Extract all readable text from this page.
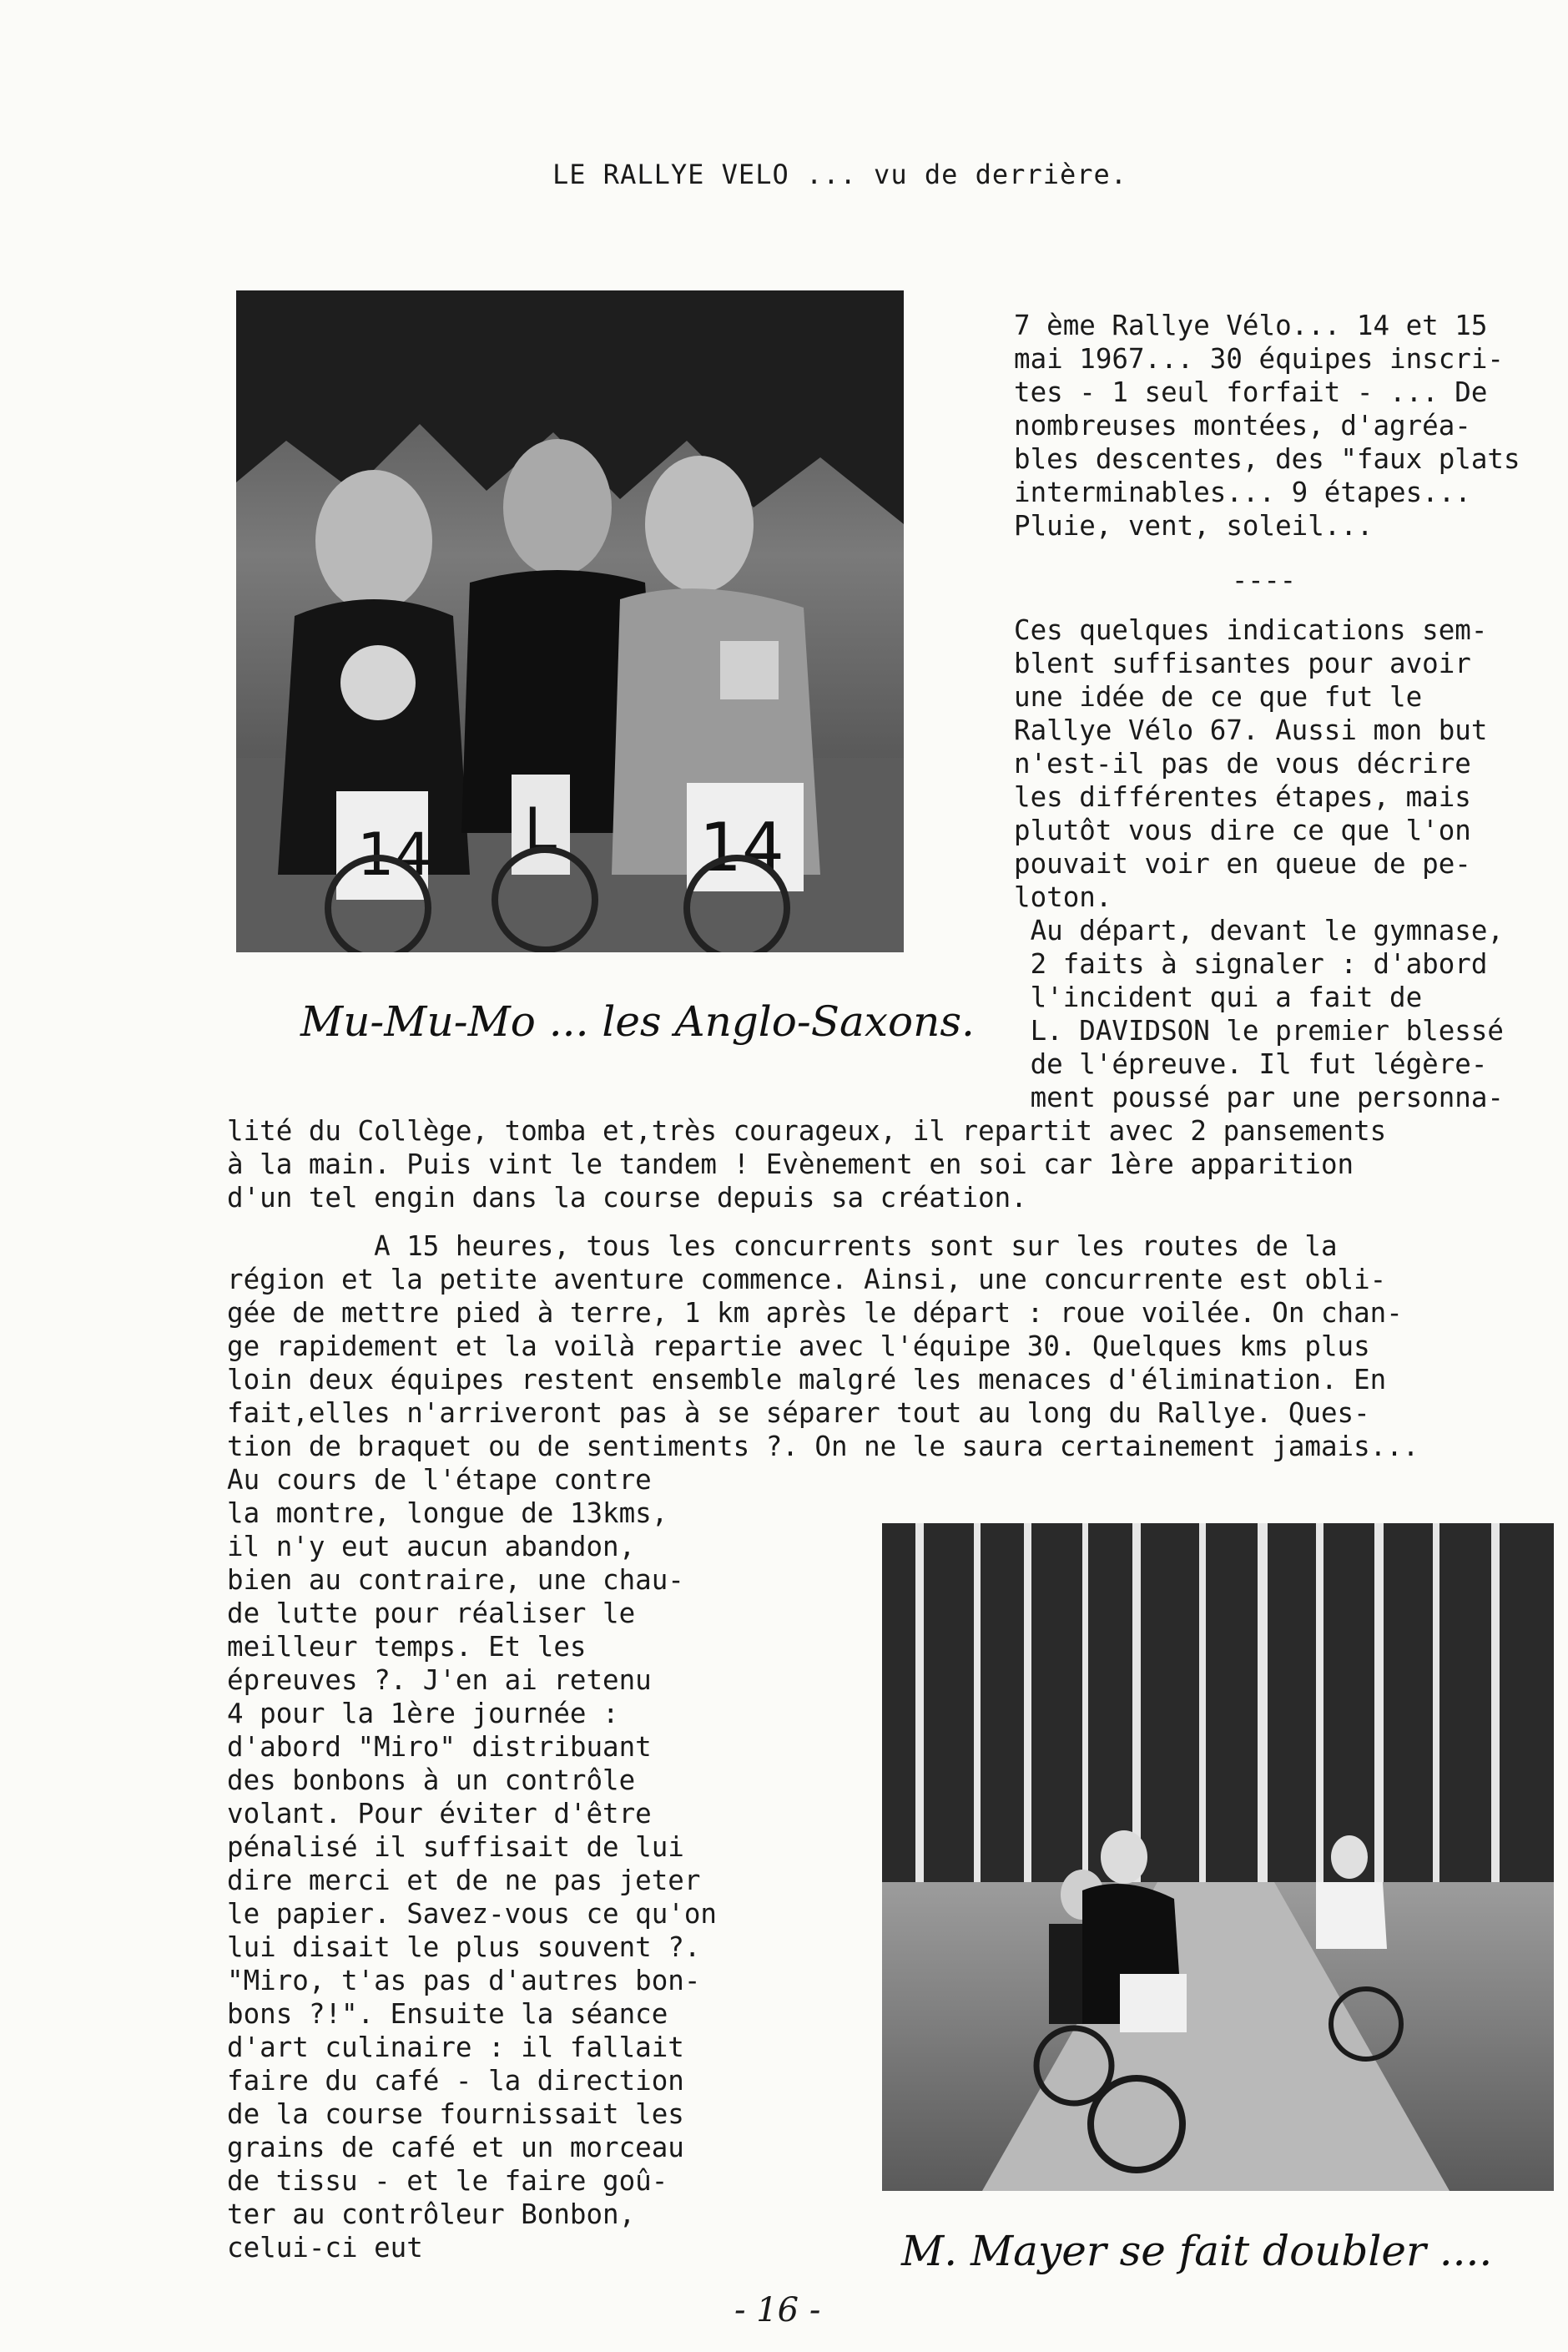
LE RALLYE VELO ... vu de derrière.
14 L 14
Mu-Mu-Mo ... les Anglo-Saxons.
7 ème Rallye Vélo... 14 et 15
mai 1967... 30 équipes inscri-
tes - 1 seul forfait - ... De
nombreuses montées, d'agréa-
bles descentes, des "faux plats
interminables... 9 étapes...
Pluie, vent, soleil...
----
Ces quelques indications sem-
blent suffisantes pour avoir
une idée de ce que fut le
Rallye Vélo 67. Aussi mon but
n'est-il pas de vous décrire
les différentes étapes, mais
plutôt vous dire ce que l'on
pouvait voir en queue de pe-
loton.
Au départ, devant le gymnase,
2 faits à signaler : d'abord
l'incident qui a fait de
L. DAVIDSON le premier blessé
de l'épreuve. Il fut légère-
ment poussé par une personna-
lité du Collège, tomba et,très courageux, il repartit avec 2 pansements
à la main. Puis vint le tandem ! Evènement en soi car 1ère apparition
d'un tel engin dans la course depuis sa création.
A 15 heures, tous les concurrents sont sur les routes de la
région et la petite aventure commence. Ainsi, une concurrente est obli-
gée de mettre pied à terre, 1 km après le départ : roue voilée. On chan-
ge rapidement et la voilà repartie avec l'équipe 30. Quelques kms plus
loin deux équipes restent ensemble malgré les menaces d'élimination. En
fait,elles n'arriveront pas à se séparer tout au long du Rallye. Ques-
tion de braquet ou de sentiments ?. On ne le saura certainement jamais...
Au cours de l'étape contre
la montre, longue de 13kms,
il n'y eut aucun abandon,
bien au contraire, une chau-
de lutte pour réaliser le
meilleur temps. Et les
épreuves ?. J'en ai retenu
4 pour la 1ère journée :
d'abord "Miro" distribuant
des bonbons à un contrôle
volant. Pour éviter d'être
pénalisé il suffisait de lui
dire merci et de ne pas jeter
le papier. Savez-vous ce qu'on
lui disait le plus souvent ?.
"Miro, t'as pas d'autres bon-
bons ?!". Ensuite la séance
d'art culinaire : il fallait
faire du café - la direction
de la course fournissait les
grains de café et un morceau
de tissu - et le faire goû-
ter au contrôleur Bonbon,
celui-ci eut	M. Mayer se fait doubler ....
- 16 -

▬▬▬▬▬▬

▸ **WHAT TO WORK ON**:
Compute how many lines include the string "étapes", then give that number by itself.

▸ **WRITTEN SOLUTION**:
2